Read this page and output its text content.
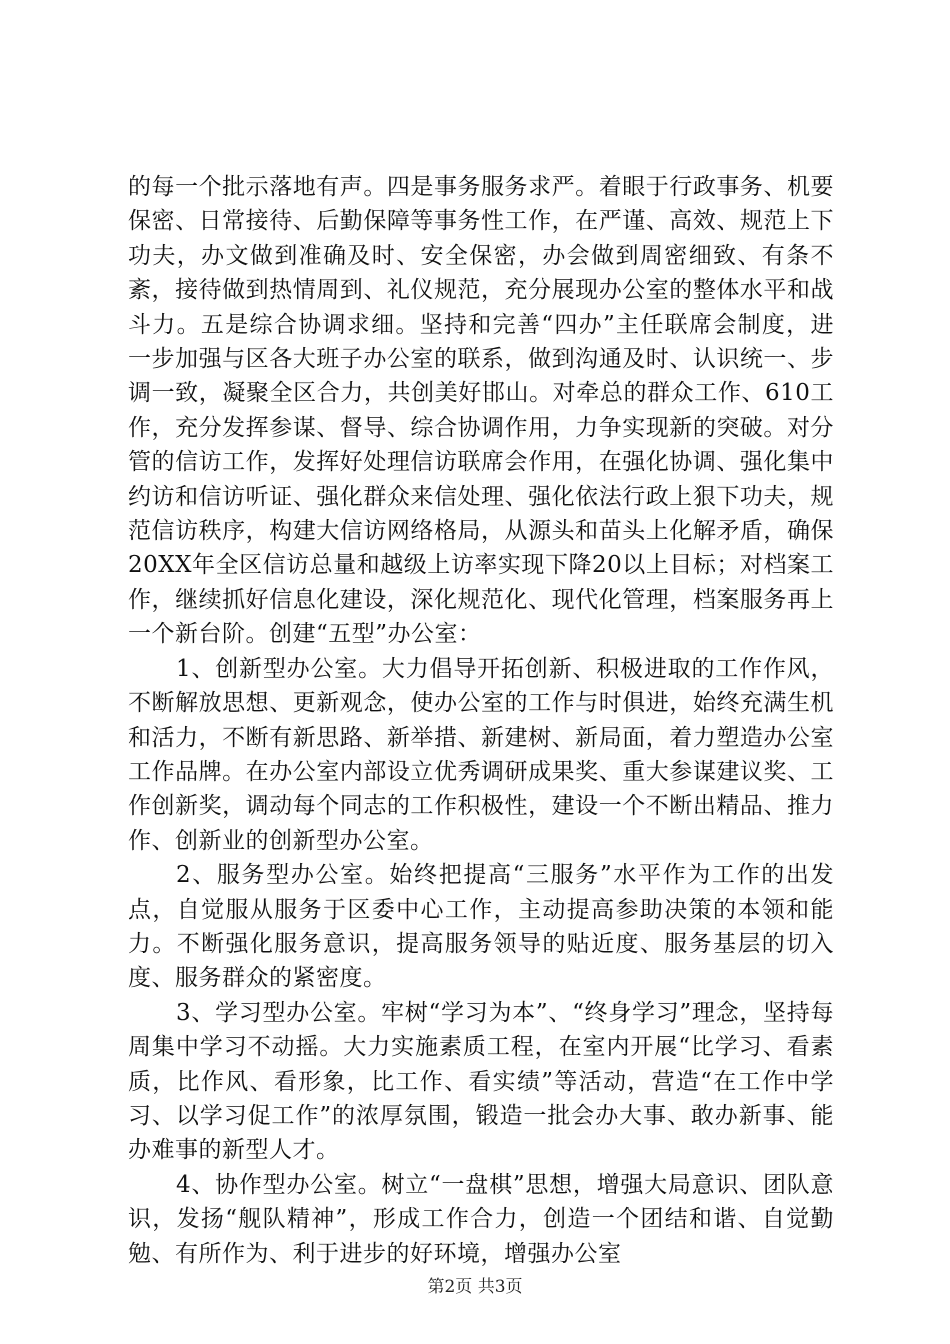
的每一个批示落地有声。四是事务服务求严。着眼于行政事务、机要保密、日常接待、后勤保障等事务性工作，在严谨、高效、规范上下功夫，办文做到准确及时、安全保密，办会做到周密细致、有条不紊，接待做到热情周到、礼仪规范，充分展现办公室的整体水平和战斗力。五是综合协调求细。坚持和完善“四办”主任联席会制度，进一步加强与区各大班子办公室的联系，做到沟通及时、认识统一、步调一致，凝聚全区合力，共创美好邯山。对牵总的群众工作、610工作，充分发挥参谋、督导、综合协调作用，力争实现新的突破。对分管的信访工作，发挥好处理信访联席会作用，在强化协调、强化集中约访和信访听证、强化群众来信处理、强化依法行政上狠下功夫，规范信访秩序，构建大信访网络格局，从源头和苗头上化解矛盾，确保20XX年全区信访总量和越级上访率实现下降20以上目标；对档案工作，继续抓好信息化建设，深化规范化、现代化管理，档案服务再上一个新台阶。创建“五型”办公室：

1、创新型办公室。大力倡导开拓创新、积极进取的工作作风，不断解放思想、更新观念，使办公室的工作与时俱进，始终充满生机和活力，不断有新思路、新举措、新建树、新局面，着力塑造办公室工作品牌。在办公室内部设立优秀调研成果奖、重大参谋建议奖、工作创新奖，调动每个同志的工作积极性，建设一个不断出精品、推力作、创新业的创新型办公室。

2、服务型办公室。始终把提高“三服务”水平作为工作的出发点，自觉服从服务于区委中心工作，主动提高参助决策的本领和能力。不断强化服务意识，提高服务领导的贴近度、服务基层的切入度、服务群众的紧密度。

3、学习型办公室。牢树“学习为本”、“终身学习”理念，坚持每周集中学习不动摇。大力实施素质工程，在室内开展“比学习、看素质，比作风、看形象，比工作、看实绩”等活动，营造“在工作中学习、以学习促工作”的浓厚氛围，锻造一批会办大事、敢办新事、能办难事的新型人才。

4、协作型办公室。树立“一盘棋”思想，增强大局意识、团队意识，发扬“舰队精神”，形成工作合力，创造一个团结和谐、自觉勤勉、有所作为、利于进步的好环境，增强办公室

第2页 共3页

- - - - -

GOAL ▸ Repeat the listing above exactly, with no pictures.

THE COMPLETED TASK ▸
Read this page and output its text content.
的每一个批示落地有声。四是事务服务求严。着眼于行政事务、机要保密、日常接待、后勤保障等事务性工作，在严谨、高效、规范上下功夫，办文做到准确及时、安全保密，办会做到周密细致、有条不紊，接待做到热情周到、礼仪规范，充分展现办公室的整体水平和战斗力。五是综合协调求细。坚持和完善“四办”主任联席会制度，进一步加强与区各大班子办公室的联系，做到沟通及时、认识统一、步调一致，凝聚全区合力，共创美好邯山。对牵总的群众工作、610工作，充分发挥参谋、督导、综合协调作用，力争实现新的突破。对分管的信访工作，发挥好处理信访联席会作用，在强化协调、强化集中约访和信访听证、强化群众来信处理、强化依法行政上狠下功夫，规范信访秩序，构建大信访网络格局，从源头和苗头上化解矛盾，确保20XX年全区信访总量和越级上访率实现下降20以上目标；对档案工作，继续抓好信息化建设，深化规范化、现代化管理，档案服务再上一个新台阶。创建“五型”办公室：

1、创新型办公室。大力倡导开拓创新、积极进取的工作作风，不断解放思想、更新观念，使办公室的工作与时俱进，始终充满生机和活力，不断有新思路、新举措、新建树、新局面，着力塑造办公室工作品牌。在办公室内部设立优秀调研成果奖、重大参谋建议奖、工作创新奖，调动每个同志的工作积极性，建设一个不断出精品、推力作、创新业的创新型办公室。

2、服务型办公室。始终把提高“三服务”水平作为工作的出发点，自觉服从服务于区委中心工作，主动提高参助决策的本领和能力。不断强化服务意识，提高服务领导的贴近度、服务基层的切入度、服务群众的紧密度。

3、学习型办公室。牢树“学习为本”、“终身学习”理念，坚持每周集中学习不动摇。大力实施素质工程，在室内开展“比学习、看素质，比作风、看形象，比工作、看实绩”等活动，营造“在工作中学习、以学习促工作”的浓厚氛围，锻造一批会办大事、敢办新事、能办难事的新型人才。

4、协作型办公室。树立“一盘棋”思想，增强大局意识、团队意识，发扬“舰队精神”，形成工作合力，创造一个团结和谐、自觉勤勉、有所作为、利于进步的好环境，增强办公室

第2页 共3页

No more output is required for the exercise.